Extracted records:
====
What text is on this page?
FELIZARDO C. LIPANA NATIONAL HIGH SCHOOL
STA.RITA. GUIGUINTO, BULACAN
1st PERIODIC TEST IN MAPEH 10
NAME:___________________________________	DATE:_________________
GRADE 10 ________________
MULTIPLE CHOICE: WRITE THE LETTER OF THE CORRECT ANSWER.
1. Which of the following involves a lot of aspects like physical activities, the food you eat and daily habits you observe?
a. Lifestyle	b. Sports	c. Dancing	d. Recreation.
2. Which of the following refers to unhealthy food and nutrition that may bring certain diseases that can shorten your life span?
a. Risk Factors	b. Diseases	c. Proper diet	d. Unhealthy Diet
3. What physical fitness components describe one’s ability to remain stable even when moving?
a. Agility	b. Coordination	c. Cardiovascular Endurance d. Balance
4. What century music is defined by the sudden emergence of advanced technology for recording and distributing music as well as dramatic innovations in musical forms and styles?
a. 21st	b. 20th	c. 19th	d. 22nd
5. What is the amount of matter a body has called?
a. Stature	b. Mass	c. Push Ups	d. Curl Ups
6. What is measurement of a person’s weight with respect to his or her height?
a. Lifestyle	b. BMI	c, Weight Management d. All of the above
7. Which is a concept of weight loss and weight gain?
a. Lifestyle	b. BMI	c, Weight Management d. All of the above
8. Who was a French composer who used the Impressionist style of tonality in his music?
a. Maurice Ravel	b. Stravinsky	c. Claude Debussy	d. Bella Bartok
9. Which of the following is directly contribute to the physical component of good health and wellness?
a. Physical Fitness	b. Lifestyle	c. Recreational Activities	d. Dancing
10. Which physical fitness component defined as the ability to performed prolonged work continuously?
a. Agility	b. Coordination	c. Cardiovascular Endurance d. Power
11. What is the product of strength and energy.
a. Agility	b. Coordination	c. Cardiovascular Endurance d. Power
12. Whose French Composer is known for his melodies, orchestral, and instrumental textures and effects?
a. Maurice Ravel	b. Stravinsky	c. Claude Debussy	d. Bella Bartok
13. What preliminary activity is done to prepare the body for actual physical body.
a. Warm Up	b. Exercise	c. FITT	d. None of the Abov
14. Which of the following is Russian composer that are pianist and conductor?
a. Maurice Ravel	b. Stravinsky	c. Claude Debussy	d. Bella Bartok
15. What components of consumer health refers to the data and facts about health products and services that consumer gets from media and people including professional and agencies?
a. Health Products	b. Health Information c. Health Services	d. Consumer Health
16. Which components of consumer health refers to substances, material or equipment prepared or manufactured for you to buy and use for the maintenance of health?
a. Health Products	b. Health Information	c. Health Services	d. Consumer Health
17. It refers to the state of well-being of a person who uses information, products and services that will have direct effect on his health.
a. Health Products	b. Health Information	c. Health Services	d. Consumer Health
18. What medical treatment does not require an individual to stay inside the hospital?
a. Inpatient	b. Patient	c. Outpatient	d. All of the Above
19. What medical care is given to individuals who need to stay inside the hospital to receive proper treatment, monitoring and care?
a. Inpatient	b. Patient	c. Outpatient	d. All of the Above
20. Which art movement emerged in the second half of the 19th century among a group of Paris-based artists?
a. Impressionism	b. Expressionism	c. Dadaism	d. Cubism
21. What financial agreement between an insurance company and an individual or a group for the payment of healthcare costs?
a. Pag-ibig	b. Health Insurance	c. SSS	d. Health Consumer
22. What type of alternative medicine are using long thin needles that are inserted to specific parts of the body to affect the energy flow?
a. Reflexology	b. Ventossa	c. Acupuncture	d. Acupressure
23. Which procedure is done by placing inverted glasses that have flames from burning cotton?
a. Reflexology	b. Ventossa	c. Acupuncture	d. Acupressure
====
#### Task description:
Please quote the records above exactly, without skipping a line.

#### Expected answer:
What text is on this page?
FELIZARDO C. LIPANA NATIONAL HIGH SCHOOL
STA.RITA. GUIGUINTO, BULACAN
1st PERIODIC TEST IN MAPEH 10
NAME:___________________________________	DATE:_________________
GRADE 10 ________________
MULTIPLE CHOICE: WRITE THE LETTER OF THE CORRECT ANSWER.
1. Which of the following involves a lot of aspects like physical activities, the food you eat and daily habits you observe?
a. Lifestyle	b. Sports	c. Dancing	d. Recreation.
2. Which of the following refers to unhealthy food and nutrition that may bring certain diseases that can shorten your life span?
a. Risk Factors	b. Diseases	c. Proper diet	d. Unhealthy Diet
3. What physical fitness components describe one’s ability to remain stable even when moving?
a. Agility	b. Coordination	c. Cardiovascular Endurance d. Balance
4. What century music is defined by the sudden emergence of advanced technology for recording and distributing music as well as dramatic innovations in musical forms and styles?
a. 21st	b. 20th	c. 19th	d. 22nd
5. What is the amount of matter a body has called?
a. Stature	b. Mass	c. Push Ups	d. Curl Ups
6. What is measurement of a person’s weight with respect to his or her height?
a. Lifestyle	b. BMI	c, Weight Management d. All of the above
7. Which is a concept of weight loss and weight gain?
a. Lifestyle	b. BMI	c, Weight Management d. All of the above
8. Who was a French composer who used the Impressionist style of tonality in his music?
a. Maurice Ravel	b. Stravinsky	c. Claude Debussy	d. Bella Bartok
9. Which of the following is directly contribute to the physical component of good health and wellness?
a. Physical Fitness	b. Lifestyle	c. Recreational Activities	d. Dancing
10. Which physical fitness component defined as the ability to performed prolonged work continuously?
a. Agility	b. Coordination	c. Cardiovascular Endurance d. Power
11. What is the product of strength and energy.
a. Agility	b. Coordination	c. Cardiovascular Endurance d. Power
12. Whose French Composer is known for his melodies, orchestral, and instrumental textures and effects?
a. Maurice Ravel	b. Stravinsky	c. Claude Debussy	d. Bella Bartok
13. What preliminary activity is done to prepare the body for actual physical body.
a. Warm Up	b. Exercise	c. FITT	d. None of the Abov
14. Which of the following is Russian composer that are pianist and conductor?
a. Maurice Ravel	b. Stravinsky	c. Claude Debussy	d. Bella Bartok
15. What components of consumer health refers to the data and facts about health products and services that consumer gets from media and people including professional and agencies?
a. Health Products	b. Health Information c. Health Services	d. Consumer Health
16. Which components of consumer health refers to substances, material or equipment prepared or manufactured for you to buy and use for the maintenance of health?
a. Health Products	b. Health Information	c. Health Services	d. Consumer Health
17. It refers to the state of well-being of a person who uses information, products and services that will have direct effect on his health.
a. Health Products	b. Health Information	c. Health Services	d. Consumer Health
18. What medical treatment does not require an individual to stay inside the hospital?
a. Inpatient	b. Patient	c. Outpatient	d. All of the Above
19. What medical care is given to individuals who need to stay inside the hospital to receive proper treatment, monitoring and care?
a. Inpatient	b. Patient	c. Outpatient	d. All of the Above
20. Which art movement emerged in the second half of the 19th century among a group of Paris-based artists?
a. Impressionism	b. Expressionism	c. Dadaism	d. Cubism
21. What financial agreement between an insurance company and an individual or a group for the payment of healthcare costs?
a. Pag-ibig	b. Health Insurance	c. SSS	d. Health Consumer
22. What type of alternative medicine are using long thin needles that are inserted to specific parts of the body to affect the energy flow?
a. Reflexology	b. Ventossa	c. Acupuncture	d. Acupressure
23. Which procedure is done by placing inverted glasses that have flames from burning cotton?
a. Reflexology	b. Ventossa	c. Acupuncture	d. Acupressure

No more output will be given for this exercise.